Objective
Go through the records and show each line where the word "roads" occurs.

Data excerpts:
+ + + + + + +
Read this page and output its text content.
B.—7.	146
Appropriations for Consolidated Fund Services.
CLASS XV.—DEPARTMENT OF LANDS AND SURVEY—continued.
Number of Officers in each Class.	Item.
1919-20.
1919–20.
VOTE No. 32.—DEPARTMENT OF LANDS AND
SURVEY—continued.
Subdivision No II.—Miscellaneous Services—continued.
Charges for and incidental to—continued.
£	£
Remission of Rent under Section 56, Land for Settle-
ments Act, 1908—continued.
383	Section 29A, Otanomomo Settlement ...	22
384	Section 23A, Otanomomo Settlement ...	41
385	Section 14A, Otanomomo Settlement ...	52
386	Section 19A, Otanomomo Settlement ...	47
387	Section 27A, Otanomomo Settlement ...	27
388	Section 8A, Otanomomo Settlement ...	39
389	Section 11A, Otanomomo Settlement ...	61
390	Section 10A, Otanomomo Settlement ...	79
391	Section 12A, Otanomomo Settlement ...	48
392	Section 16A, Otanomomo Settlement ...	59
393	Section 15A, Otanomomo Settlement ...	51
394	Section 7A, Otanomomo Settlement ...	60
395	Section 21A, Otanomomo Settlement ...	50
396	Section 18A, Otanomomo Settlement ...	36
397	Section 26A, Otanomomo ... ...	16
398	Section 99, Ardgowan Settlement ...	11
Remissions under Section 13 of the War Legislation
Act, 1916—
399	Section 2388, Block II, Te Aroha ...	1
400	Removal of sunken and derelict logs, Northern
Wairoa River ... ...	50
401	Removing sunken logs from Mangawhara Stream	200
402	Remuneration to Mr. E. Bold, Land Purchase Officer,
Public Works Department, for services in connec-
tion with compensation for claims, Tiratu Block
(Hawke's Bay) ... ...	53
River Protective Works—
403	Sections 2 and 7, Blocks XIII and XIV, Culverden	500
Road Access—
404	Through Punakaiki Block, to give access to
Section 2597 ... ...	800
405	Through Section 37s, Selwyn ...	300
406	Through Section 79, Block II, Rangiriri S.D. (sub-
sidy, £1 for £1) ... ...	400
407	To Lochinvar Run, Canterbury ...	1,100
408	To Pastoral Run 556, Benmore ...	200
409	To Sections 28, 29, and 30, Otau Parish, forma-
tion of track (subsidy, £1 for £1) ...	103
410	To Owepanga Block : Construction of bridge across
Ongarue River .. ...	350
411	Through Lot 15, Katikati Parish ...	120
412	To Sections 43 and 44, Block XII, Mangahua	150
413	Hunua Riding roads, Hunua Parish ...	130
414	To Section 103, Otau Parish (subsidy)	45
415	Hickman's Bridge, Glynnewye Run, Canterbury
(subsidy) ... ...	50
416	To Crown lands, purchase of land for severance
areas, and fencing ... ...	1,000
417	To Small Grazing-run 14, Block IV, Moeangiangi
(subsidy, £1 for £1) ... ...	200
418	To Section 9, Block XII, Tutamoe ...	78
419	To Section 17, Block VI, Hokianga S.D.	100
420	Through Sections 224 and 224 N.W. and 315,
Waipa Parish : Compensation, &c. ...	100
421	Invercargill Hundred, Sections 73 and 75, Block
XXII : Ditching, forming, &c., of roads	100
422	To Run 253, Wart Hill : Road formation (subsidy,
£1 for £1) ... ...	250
+ + + + + + +
Output
413	Hunua Riding roads, Hunua Parish ...	130
XXII : Ditching, forming, &c., of roads	100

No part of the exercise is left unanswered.